**Stated goal:** Show, in full, each line of the data that contains "泽平宏观".

(Stored data entries)

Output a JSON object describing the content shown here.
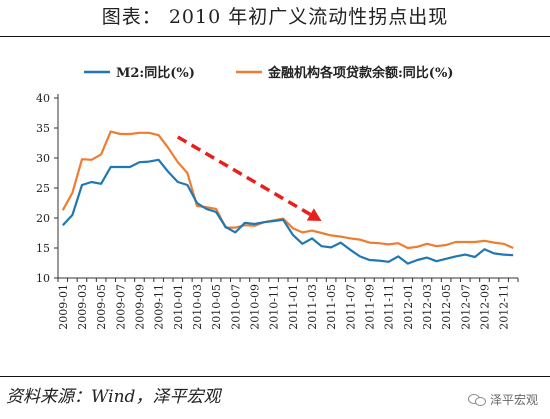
{
  "header": {
    "title": "图表： 2010 年初广义流动性拐点出现"
  },
  "footer": {
    "source": "资料来源：Wind，泽平宏观",
    "watermark": "泽平宏观"
  },
  "chart_data": {
    "type": "line",
    "title": "图表： 2010 年初广义流动性拐点出现",
    "ylim": [
      10,
      40
    ],
    "yticks": [
      10,
      15,
      20,
      25,
      30,
      35,
      40
    ],
    "x_labels": [
      "2009-01",
      "2009-03",
      "2009-05",
      "2009-07",
      "2009-09",
      "2009-11",
      "2010-01",
      "2010-03",
      "2010-05",
      "2010-07",
      "2010-09",
      "2010-11",
      "2011-01",
      "2011-03",
      "2011-05",
      "2011-07",
      "2011-09",
      "2011-11",
      "2012-01",
      "2012-03",
      "2012-05",
      "2012-07",
      "2012-09",
      "2012-11"
    ],
    "x": [
      "2009-01",
      "2009-02",
      "2009-03",
      "2009-04",
      "2009-05",
      "2009-06",
      "2009-07",
      "2009-08",
      "2009-09",
      "2009-10",
      "2009-11",
      "2009-12",
      "2010-01",
      "2010-02",
      "2010-03",
      "2010-04",
      "2010-05",
      "2010-06",
      "2010-07",
      "2010-08",
      "2010-09",
      "2010-10",
      "2010-11",
      "2010-12",
      "2011-01",
      "2011-02",
      "2011-03",
      "2011-04",
      "2011-05",
      "2011-06",
      "2011-07",
      "2011-08",
      "2011-09",
      "2011-10",
      "2011-11",
      "2011-12",
      "2012-01",
      "2012-02",
      "2012-03",
      "2012-04",
      "2012-05",
      "2012-06",
      "2012-07",
      "2012-08",
      "2012-09",
      "2012-10",
      "2012-11",
      "2012-12"
    ],
    "series": [
      {
        "name": "M2:同比(%)",
        "color": "#1f77b4",
        "values": [
          18.8,
          20.5,
          25.5,
          26.0,
          25.7,
          28.5,
          28.5,
          28.5,
          29.3,
          29.4,
          29.7,
          27.7,
          26.0,
          25.5,
          22.5,
          21.5,
          21.0,
          18.5,
          17.6,
          19.2,
          19.0,
          19.3,
          19.5,
          19.7,
          17.2,
          15.7,
          16.6,
          15.3,
          15.1,
          15.9,
          14.7,
          13.6,
          13.0,
          12.9,
          12.7,
          13.6,
          12.4,
          13.0,
          13.4,
          12.8,
          13.2,
          13.6,
          13.9,
          13.5,
          14.8,
          14.1,
          13.9,
          13.8
        ]
      },
      {
        "name": "金融机构各项贷款余额:同比(%)",
        "color": "#ed7d31",
        "values": [
          21.3,
          24.2,
          29.8,
          29.7,
          30.6,
          34.4,
          34.0,
          34.0,
          34.2,
          34.2,
          33.8,
          31.7,
          29.3,
          27.5,
          22.0,
          21.8,
          21.5,
          18.4,
          18.4,
          18.8,
          18.7,
          19.3,
          19.6,
          19.9,
          18.3,
          17.6,
          17.9,
          17.5,
          17.1,
          16.9,
          16.6,
          16.4,
          15.9,
          15.8,
          15.6,
          15.8,
          15.0,
          15.2,
          15.7,
          15.3,
          15.5,
          16.0,
          16.0,
          16.0,
          16.2,
          15.9,
          15.7,
          15.0
        ]
      }
    ],
    "annotation": {
      "type": "arrow",
      "style": "dashed",
      "color": "#e8201a",
      "from": {
        "x": "2010-01",
        "y": 33.5
      },
      "to": {
        "x": "2011-04",
        "y": 19.5
      }
    },
    "legend_position": "top",
    "grid": false
  }
}
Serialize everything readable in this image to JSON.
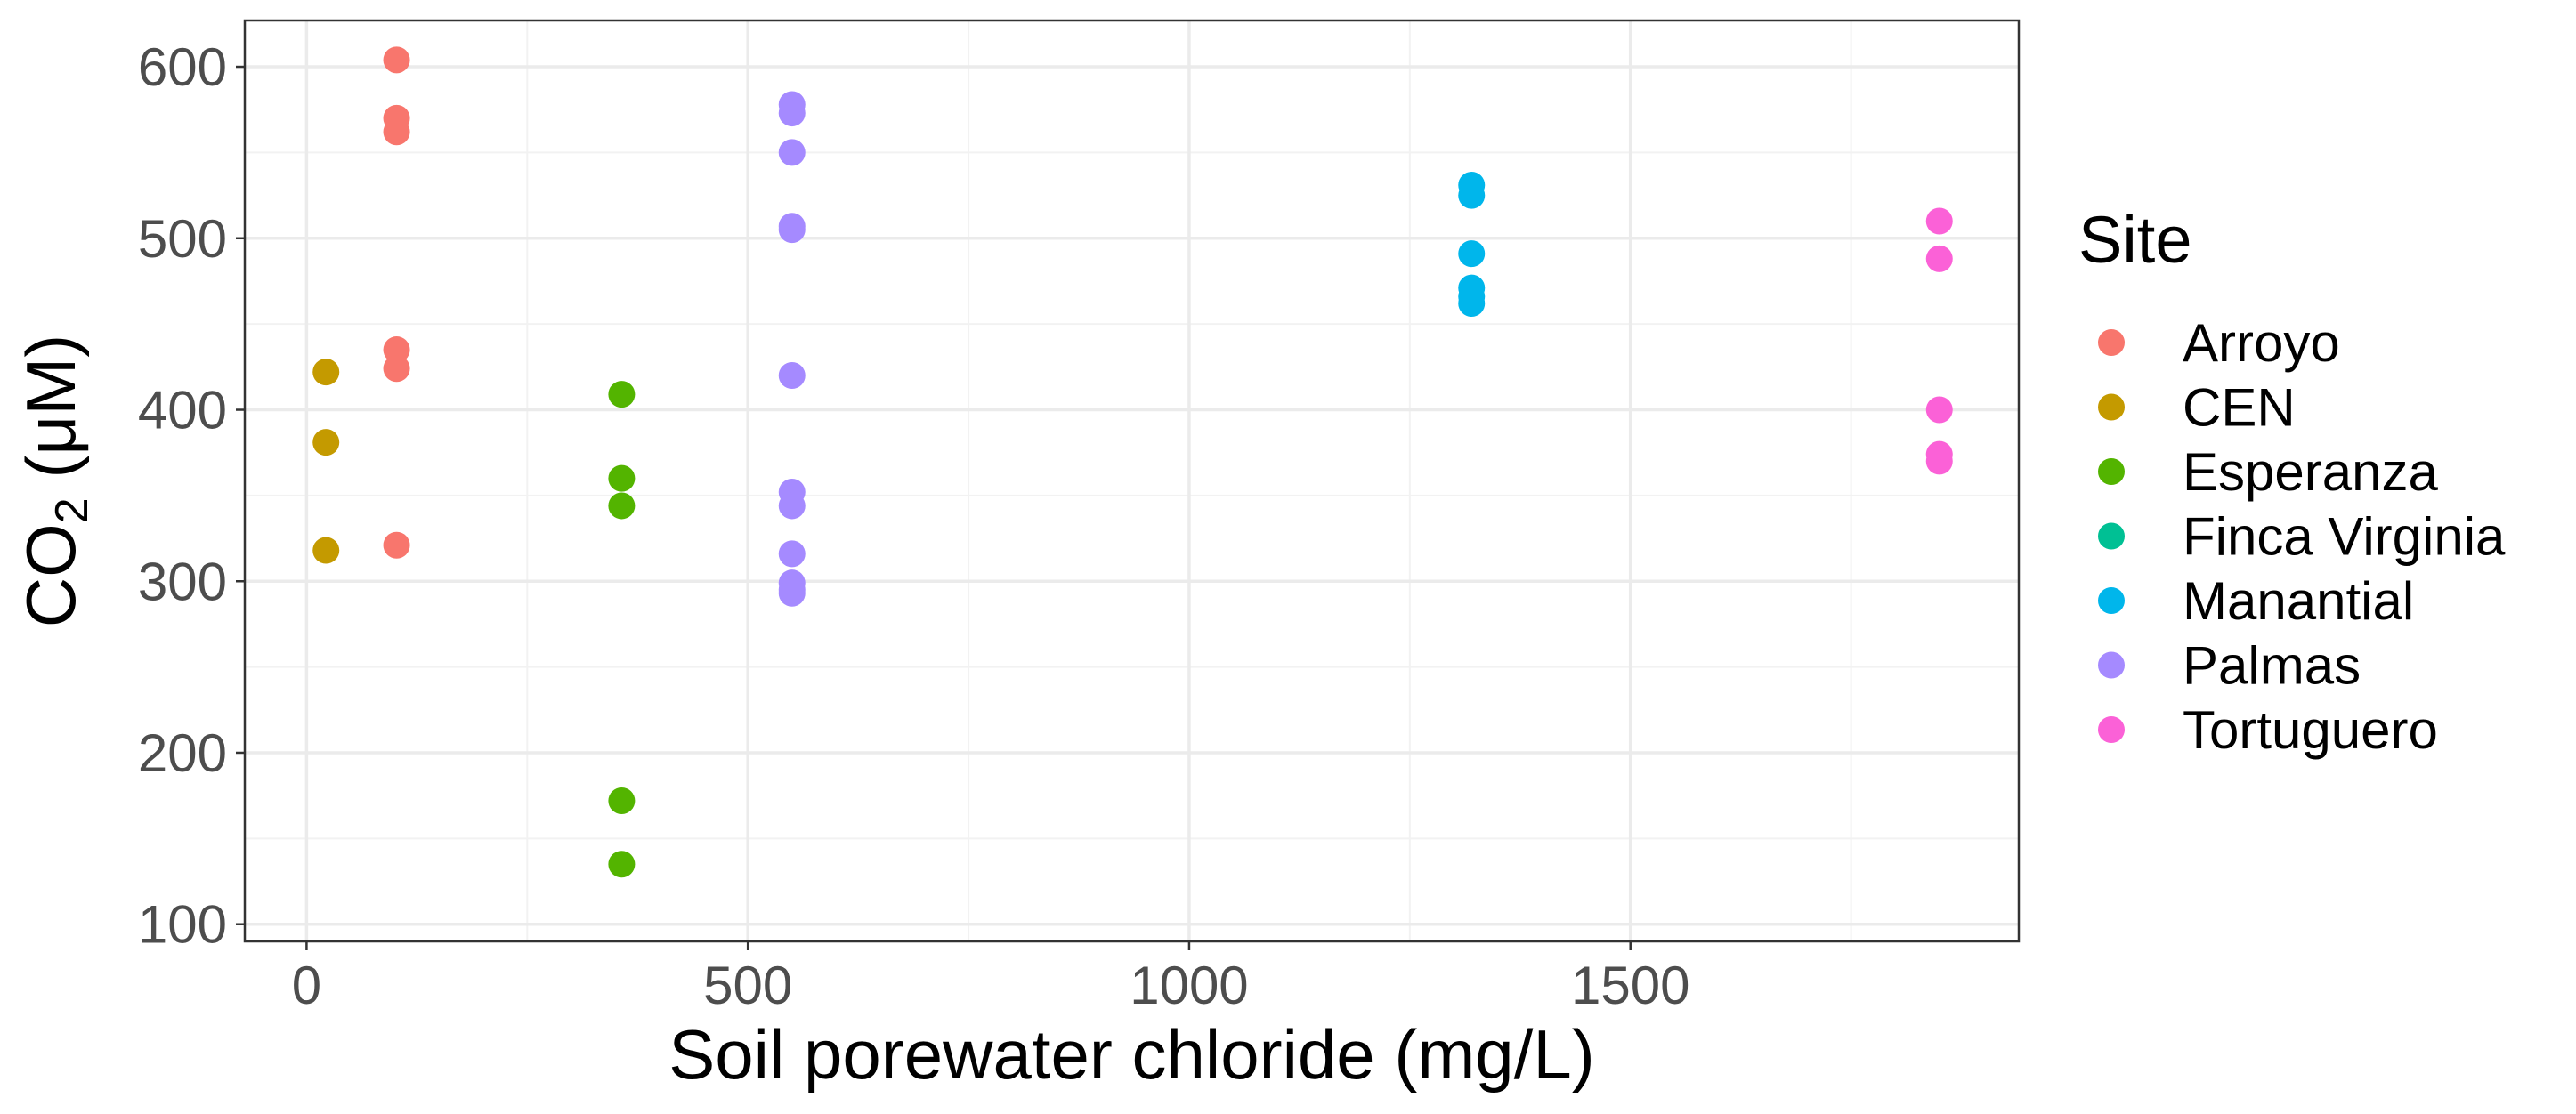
{
  "chart_data": {
    "type": "scatter",
    "xlabel": "Soil porewater chloride (mg/L)",
    "ylabel_main": "CO",
    "ylabel_sub": "2",
    "ylabel_unit": " (μM)",
    "xlim": [
      -70,
      1940
    ],
    "ylim": [
      90,
      627
    ],
    "x_ticks": [
      0,
      500,
      1000,
      1500
    ],
    "x_tick_labels": [
      "0",
      "500",
      "1000",
      "1500"
    ],
    "y_ticks": [
      100,
      200,
      300,
      400,
      500,
      600
    ],
    "y_tick_labels": [
      "100",
      "200",
      "300",
      "400",
      "500",
      "600"
    ],
    "grid": true,
    "legend_title": "Site",
    "legend_position": "right",
    "series": [
      {
        "name": "Arroyo",
        "color": "#F8766D",
        "x": [
          102,
          102,
          102,
          102,
          102,
          102
        ],
        "y": [
          604,
          570,
          562,
          435,
          424,
          321
        ]
      },
      {
        "name": "CEN",
        "color": "#C49A00",
        "x": [
          22,
          22,
          22
        ],
        "y": [
          422,
          381,
          318
        ]
      },
      {
        "name": "Esperanza",
        "color": "#53B400",
        "x": [
          357,
          357,
          357,
          357,
          357
        ],
        "y": [
          409,
          360,
          344,
          172,
          135
        ]
      },
      {
        "name": "Finca Virginia",
        "color": "#00C094",
        "x": [],
        "y": []
      },
      {
        "name": "Manantial",
        "color": "#00B6EB",
        "x": [
          1320,
          1320,
          1320,
          1320,
          1320,
          1320
        ],
        "y": [
          531,
          525,
          491,
          471,
          466,
          462
        ]
      },
      {
        "name": "Palmas",
        "color": "#A58AFF",
        "x": [
          550,
          550,
          550,
          550,
          550,
          550,
          550,
          550,
          550,
          550,
          550,
          550
        ],
        "y": [
          578,
          573,
          550,
          507,
          505,
          420,
          352,
          344,
          316,
          299,
          295,
          293
        ]
      },
      {
        "name": "Tortuguero",
        "color": "#FB61D7",
        "x": [
          1850,
          1850,
          1850,
          1850,
          1850
        ],
        "y": [
          510,
          488,
          400,
          374,
          370
        ]
      }
    ]
  }
}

**Response to the task:**
    "source": "资料来源：Wind，泽平宏观",
    "watermark": "泽平宏观"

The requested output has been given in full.